§ Exercise prompt
Make an exact transcription of the material, leaving out all images.

§ Information supplied
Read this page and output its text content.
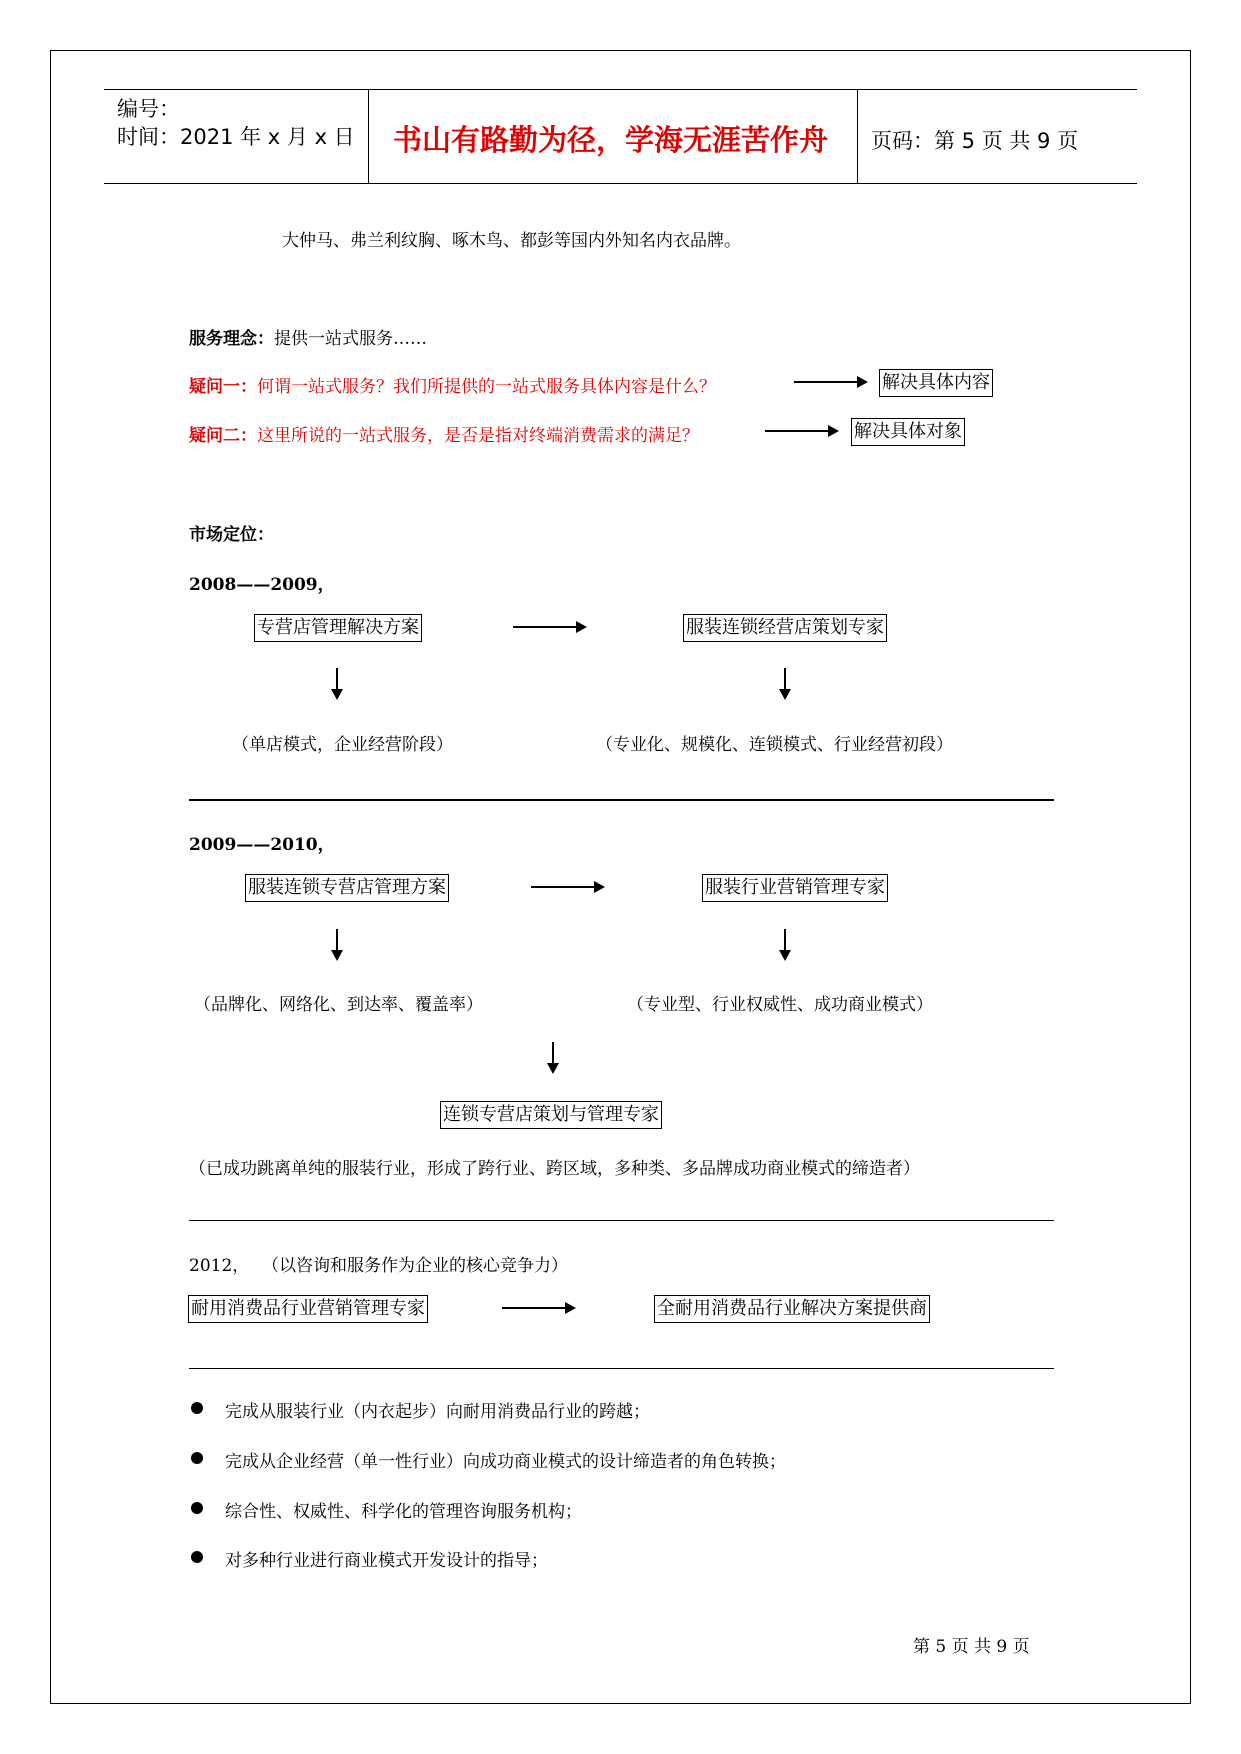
编号：
时间：2021 年 x 月 x 日 书山有路勤为径，学海无涯苦作舟 页码：第 5 页 共 9 页
大仲马、弗兰利纹胸、啄木鸟、都彭等国内外知名内衣品牌。
服务理念：提供一站式服务……
疑问一：何谓一站式服务？我们所提供的一站式服务具体内容是什么？	解决具体内容
疑问二：这里所说的一站式服务，是否是指对终端消费需求的满足？	解决具体对象
市场定位：
2008——2009，
专营店管理解决方案	服装连锁经营店策划专家
（单店模式，企业经营阶段）	（专业化、规模化、连锁模式、行业经营初段）
2009——2010，
服装连锁专营店管理方案	服装行业营销管理专家
（品牌化、网络化、到达率、覆盖率）	（专业型、行业权威性、成功商业模式）
连锁专营店策划与管理专家
（已成功跳离单纯的服装行业，形成了跨行业、跨区域，多种类、多品牌成功商业模式的缔造者）
2012， （以咨询和服务作为企业的核心竞争力）
耐用消费品行业营销管理专家	全耐用消费品行业解决方案提供商
完成从服装行业（内衣起步）向耐用消费品行业的跨越；
完成从企业经营（单一性行业）向成功商业模式的设计缔造者的角色转换；
综合性、权威性、科学化的管理咨询服务机构；
对多种行业进行商业模式开发设计的指导；
第 5 页 共 9 页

§ Complete response
Read this page and output its text content.
编号：
时间：2021 年 x 月 x 日 书山有路勤为径，学海无涯苦作舟 页码：第 5 页 共 9 页
大仲马、弗兰利纹胸、啄木鸟、都彭等国内外知名内衣品牌。
服务理念：提供一站式服务……
疑问一：何谓一站式服务？我们所提供的一站式服务具体内容是什么？	解决具体内容
疑问二：这里所说的一站式服务，是否是指对终端消费需求的满足？	解决具体对象
市场定位：
2008——2009，
专营店管理解决方案	服装连锁经营店策划专家
（单店模式，企业经营阶段）	（专业化、规模化、连锁模式、行业经营初段）
2009——2010，
服装连锁专营店管理方案	服装行业营销管理专家
（品牌化、网络化、到达率、覆盖率）	（专业型、行业权威性、成功商业模式）
连锁专营店策划与管理专家
（已成功跳离单纯的服装行业，形成了跨行业、跨区域，多种类、多品牌成功商业模式的缔造者）
2012， （以咨询和服务作为企业的核心竞争力）
耐用消费品行业营销管理专家	全耐用消费品行业解决方案提供商
完成从服装行业（内衣起步）向耐用消费品行业的跨越；
完成从企业经营（单一性行业）向成功商业模式的设计缔造者的角色转换；
综合性、权威性、科学化的管理咨询服务机构；
对多种行业进行商业模式开发设计的指导；
第 5 页 共 9 页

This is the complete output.